-- START MATERIAL TO PROCESS --

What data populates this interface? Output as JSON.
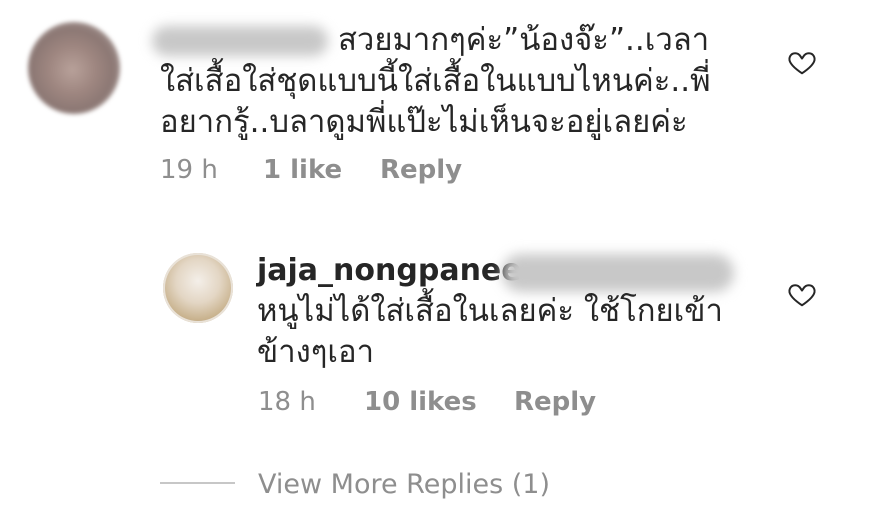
{
  "comment1": {
    "lines": [
      "สวยมากๆค่ะ”น้องจ๊ะ”..เวลา",
      "ใส่เสื้อใส่ชุดแบบนี้ใส่เสื้อในแบบไหนค่ะ..พี่",
      "อยากรู้..บลาดูมพี่แป๊ะไม่เห็นจะอยู่เลยค่ะ"
    ],
    "time": "19 h",
    "likes": "1 like",
    "reply": "Reply"
  },
  "comment2": {
    "username": "jaja_nongpanee",
    "lines": [
      "หนูไม่ได้ใส่เสื้อในเลยค่ะ ใช้โกยเข้า",
      "ข้างๆเอา"
    ],
    "time": "18 h",
    "likes": "10 likes",
    "reply": "Reply"
  },
  "view_more": "View More Replies (1)",
  "icons": {
    "like": "heart-outline-icon"
  },
  "colors": {
    "text": "#262626",
    "meta": "#8e8e8e"
  }
}
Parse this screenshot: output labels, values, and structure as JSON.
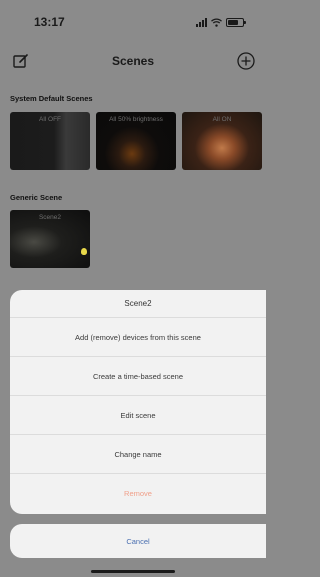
{
  "status_bar": {
    "time": "13:17",
    "signal_icon": "signal-icon",
    "wifi_icon": "wifi-icon",
    "battery_icon": "battery-icon"
  },
  "nav": {
    "title": "Scenes",
    "edit_icon": "edit-icon",
    "add_icon": "add-circle-icon"
  },
  "system_scenes": {
    "title": "System Default Scenes",
    "items": [
      {
        "label": "All OFF"
      },
      {
        "label": "All 50% brightness"
      },
      {
        "label": "All ON"
      }
    ]
  },
  "generic_scenes": {
    "title": "Generic Scene",
    "items": [
      {
        "label": "Scene2",
        "badge_icon": "bulb-icon",
        "badge_color": "#e8d84a"
      }
    ]
  },
  "action_sheet": {
    "title": "Scene2",
    "items": [
      {
        "label": "Add (remove) devices from this scene"
      },
      {
        "label": "Create a time-based scene"
      },
      {
        "label": "Edit scene"
      },
      {
        "label": "Change name"
      },
      {
        "label": "Remove"
      }
    ],
    "cancel_label": "Cancel",
    "remove_color": "#f0a08a",
    "cancel_color": "#4a6fb0"
  }
}
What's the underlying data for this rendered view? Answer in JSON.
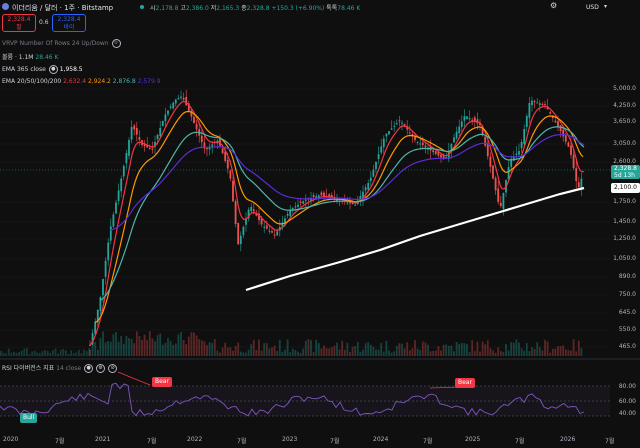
{
  "header": {
    "symbol_title": "이더리움 / 달러 · 1주 · Bitstamp",
    "ohlc_open_label": "시",
    "ohlc_open": "2,178.8",
    "ohlc_high_label": "고",
    "ohlc_high": "2,386.0",
    "ohlc_low_label": "저",
    "ohlc_low": "2,165.3",
    "ohlc_close_label": "종",
    "ohlc_close": "2,328.8",
    "change": "+150.3 (+6.90%)",
    "volume_label": "톡톡",
    "volume": "78.46 K",
    "sell_price": "2,328.4",
    "sell_label": "팔",
    "spread": "0.6",
    "buy_price": "2,328.4",
    "buy_label": "바이",
    "currency": "USD"
  },
  "indicators": {
    "vrvp": "VRVP Number Of Rows 24 Up/Down",
    "volume_label": "볼륨 · 1.1M",
    "volume_value": "28.46 K",
    "ema365_label": "EMA 365 close",
    "ema365_value": "1,958.5",
    "ema_multi_label": "EMA 20/50/100/200",
    "ema_multi_values": [
      "2,632.4",
      "2,924.2",
      "2,876.8",
      "2,579.9"
    ]
  },
  "price_axis": [
    "5,000.0",
    "4,250.0",
    "3,650.0",
    "3,050.0",
    "2,600.0",
    "1,750.0",
    "1,450.0",
    "1,250.0",
    "1,050.0",
    "890.0",
    "750.0",
    "645.0",
    "550.0",
    "465.0"
  ],
  "price_tag": {
    "price": "2,328.8",
    "countdown": "5d 13h"
  },
  "price_tag_2": "2,100.0",
  "rsi": {
    "label": "RSI 다이버전스 지표",
    "source": "14 close",
    "bear_label": "Bear",
    "bull_label": "Bull",
    "axis": [
      "80.00",
      "60.00",
      "40.00"
    ]
  },
  "time_axis": [
    "2020",
    "7월",
    "2021",
    "7월",
    "2022",
    "7월",
    "2023",
    "7월",
    "2024",
    "7월",
    "2025",
    "7월",
    "2026",
    "7월"
  ],
  "colors": {
    "ema20": "#f23645",
    "ema50": "#ff9800",
    "ema100": "#4db6ac",
    "ema200": "#5b2cd8",
    "ema365": "#ffffff",
    "up": "#26a69a",
    "down": "#ef5350",
    "rsi": "#7e57c2"
  }
}
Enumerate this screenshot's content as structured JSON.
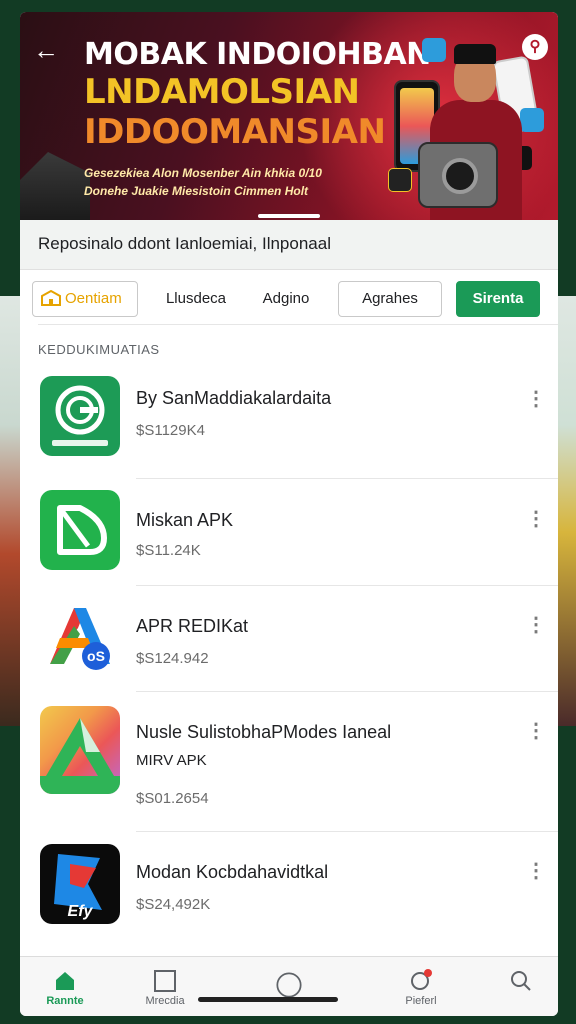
{
  "banner": {
    "headline_lines": [
      "MOBAK INDOIOHBAN",
      "LNDAMOLSIAN",
      "IDDOOMANSIAN"
    ],
    "subline": "Gesezekiea Alon Mosenber Ain khkia 0/10 Donehe Juakie Miesistoin Cimmen Holt"
  },
  "breadcrumb": "Reposinalo ddont Ianloemiai, Ilnponaal",
  "filters": {
    "home_label": "Oentiam",
    "items": [
      "Llusdeca",
      "Adgino",
      "Agrahes"
    ],
    "primary_label": "Sirenta"
  },
  "section_title": "KEDDUKIMUATIAS",
  "apps": [
    {
      "name": "By SanMaddiakalardaita",
      "size": "$S1129K4",
      "icon": "brand-g-icon"
    },
    {
      "name": "Miskan APK",
      "size": "$S11.24K",
      "icon": "green-d-icon"
    },
    {
      "name": "APR REDIKat",
      "size": "$S124.942",
      "icon": "multicolor-a-icon"
    },
    {
      "name": "Nusle SulistobhaPModes Ianeal",
      "sub": "MIRV APK",
      "size": "$S01.2654",
      "icon": "colorful-a-icon"
    },
    {
      "name": "Modan Kocbdahavidtkal",
      "size": "$S24,492K",
      "icon": "flag-e-icon"
    }
  ],
  "bottom_nav": [
    {
      "label": "Rannte",
      "icon": "home-icon",
      "active": true
    },
    {
      "label": "Mrecdia",
      "icon": "square-icon",
      "active": false
    },
    {
      "label": "",
      "icon": "circle-icon",
      "active": false
    },
    {
      "label": "Pieferl",
      "icon": "notification-icon",
      "active": false
    },
    {
      "label": "",
      "icon": "search-icon",
      "active": false
    }
  ],
  "colors": {
    "accent_green": "#1b9a57",
    "banner_red": "#b21a2c",
    "banner_gold": "#f3c326"
  }
}
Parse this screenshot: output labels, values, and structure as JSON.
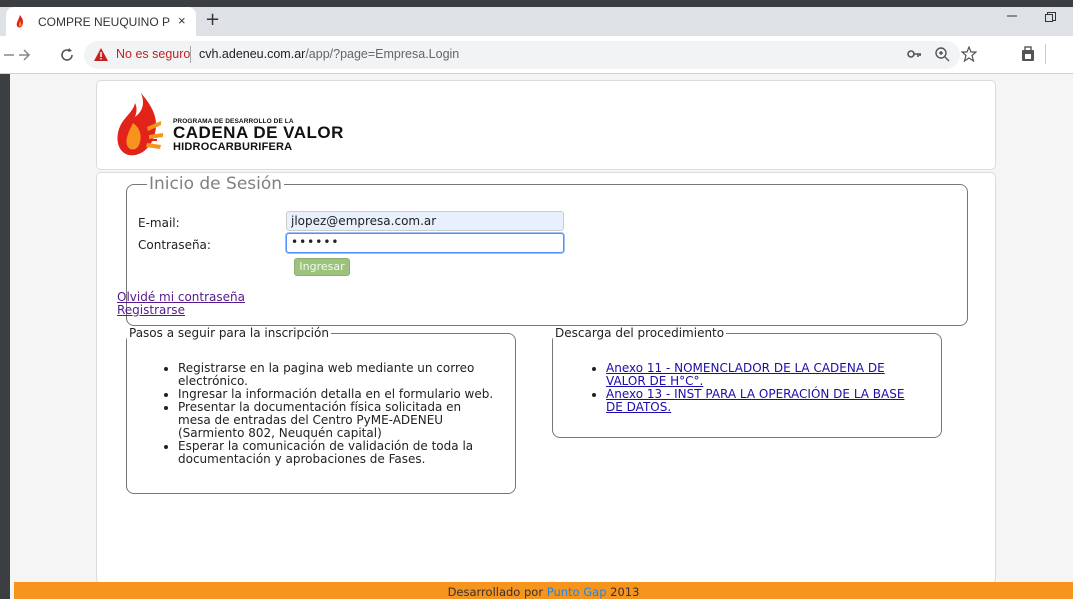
{
  "browser": {
    "tab_title": "COMPRE NEUQUINO PETROLERO",
    "tab_close": "×",
    "new_tab": "+",
    "security_label": "No es seguro",
    "url_host": "cvh.adeneu.com.ar",
    "url_path": "/app/?page=Empresa.Login",
    "icons": [
      "back-icon",
      "forward-icon",
      "reload-icon",
      "warning-icon",
      "key-icon",
      "zoom-icon",
      "star-icon",
      "extension-icon",
      "minimize-icon",
      "restore-icon"
    ]
  },
  "header": {
    "logo_line1": "PROGRAMA DE DESARROLLO DE LA",
    "logo_line2": "CADENA DE VALOR",
    "logo_line3": "HIDROCARBURIFERA"
  },
  "login": {
    "legend": "Inicio de Sesión",
    "email_label": "E-mail:",
    "email_value": "jlopez@empresa.com.ar",
    "password_label": "Contraseña:",
    "password_value": "••••••",
    "submit_label": "Ingresar",
    "forgot_link": "Olvidé mi contraseña",
    "register_link": "Registrarse"
  },
  "steps": {
    "legend": "Pasos a seguir para la inscripción",
    "items": [
      "Registrarse en la pagina web mediante un correo electrónico.",
      "Ingresar la información detalla en el formulario web.",
      "Presentar la documentación física solicitada en mesa de entradas del Centro PyME-ADENEU (Sarmiento 802, Neuquén capital)",
      "Esperar la comunicación de validación de toda la documentación y aprobaciones de Fases."
    ]
  },
  "downloads": {
    "legend": "Descarga del procedimiento",
    "items": [
      "Anexo 11 - NOMENCLADOR DE LA CADENA DE VALOR DE H°C°.",
      "Anexo 13 - INST PARA LA OPERACIÓN DE LA BASE DE DATOS."
    ]
  },
  "footer": {
    "prefix": "Desarrollado por",
    "brand": "Punto Gap",
    "year": "2013"
  },
  "colors": {
    "footer_bg": "#f7941d",
    "button_bg": "#9dc27e",
    "link": "#1a0dab",
    "visited_link": "#551a8b",
    "logo_red": "#e2231a",
    "logo_orange": "#f7941d"
  }
}
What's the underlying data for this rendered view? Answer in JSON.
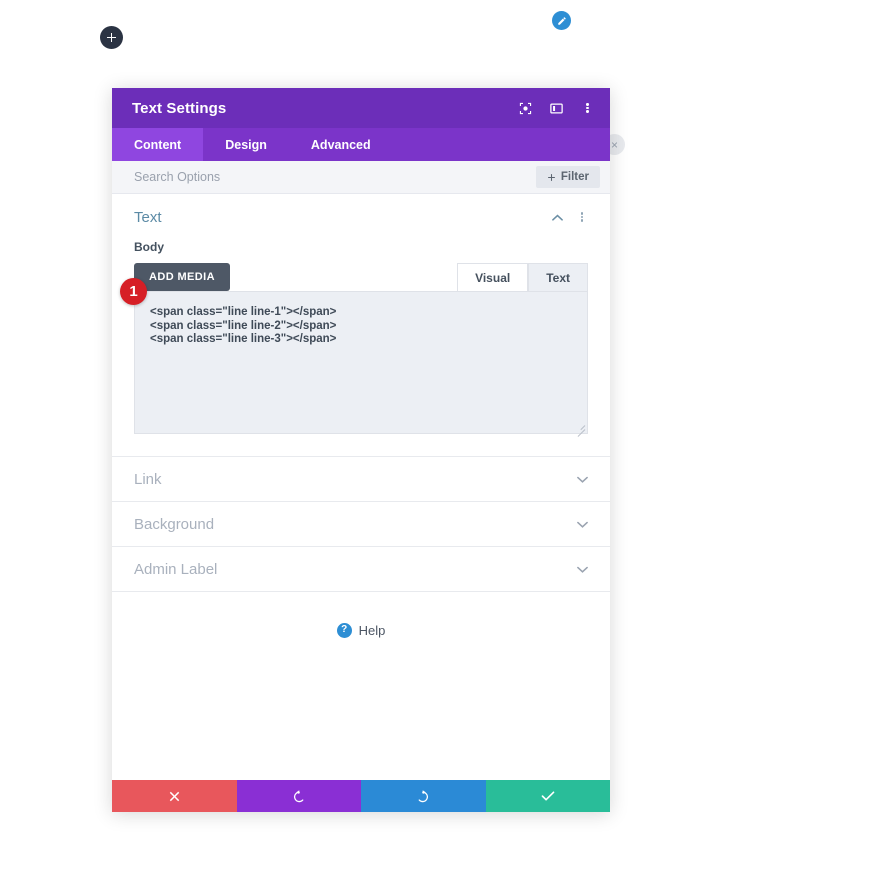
{
  "canvas": {
    "add_section_button": "+",
    "page_edit_icon": "pencil-icon",
    "module_close_icon": "×"
  },
  "modal": {
    "title": "Text Settings",
    "titlebar_icons": [
      {
        "name": "focus-target-icon"
      },
      {
        "name": "layout-columns-icon"
      },
      {
        "name": "kebab-menu-icon"
      }
    ],
    "tabs": [
      {
        "label": "Content",
        "active": true
      },
      {
        "label": "Design",
        "active": false
      },
      {
        "label": "Advanced",
        "active": false
      }
    ],
    "search": {
      "placeholder": "Search Options",
      "value": ""
    },
    "filter_button": {
      "label": "Filter",
      "icon": "plus-icon"
    },
    "sections": {
      "text": {
        "title": "Text",
        "field_label": "Body",
        "add_media_label": "ADD MEDIA",
        "editor_modes": [
          {
            "label": "Visual",
            "active": false
          },
          {
            "label": "Text",
            "active": true
          }
        ],
        "code_value": "<span class=\"line line-1\"></span>\n<span class=\"line line-2\"></span>\n<span class=\"line line-3\"></span>"
      },
      "collapsed": [
        {
          "title": "Link"
        },
        {
          "title": "Background"
        },
        {
          "title": "Admin Label"
        }
      ]
    },
    "help": {
      "label": "Help",
      "icon_glyph": "?"
    },
    "footer_buttons": [
      {
        "name": "cancel-button",
        "icon": "close-icon"
      },
      {
        "name": "undo-button",
        "icon": "undo-icon"
      },
      {
        "name": "redo-button",
        "icon": "redo-icon"
      },
      {
        "name": "save-button",
        "icon": "check-icon"
      }
    ]
  },
  "markers": [
    {
      "label": "1"
    }
  ],
  "colors": {
    "titlebar": "#6c2eb9",
    "tabbar": "#7b34c9",
    "tab_active": "#8f46e0",
    "marker_red": "#d61f26",
    "cancel": "#e8575c",
    "undo": "#8a2fd4",
    "redo": "#2b8ad6",
    "save": "#29bd99",
    "accent_blue": "#2d8ed4"
  }
}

-- END MATERIAL TO PROCESS --

▶ WHAT IS ASKED
Return every line above in which the string "true" occurs.

▶ TASK RESULT
      "active": true
        "active": true
            "active": true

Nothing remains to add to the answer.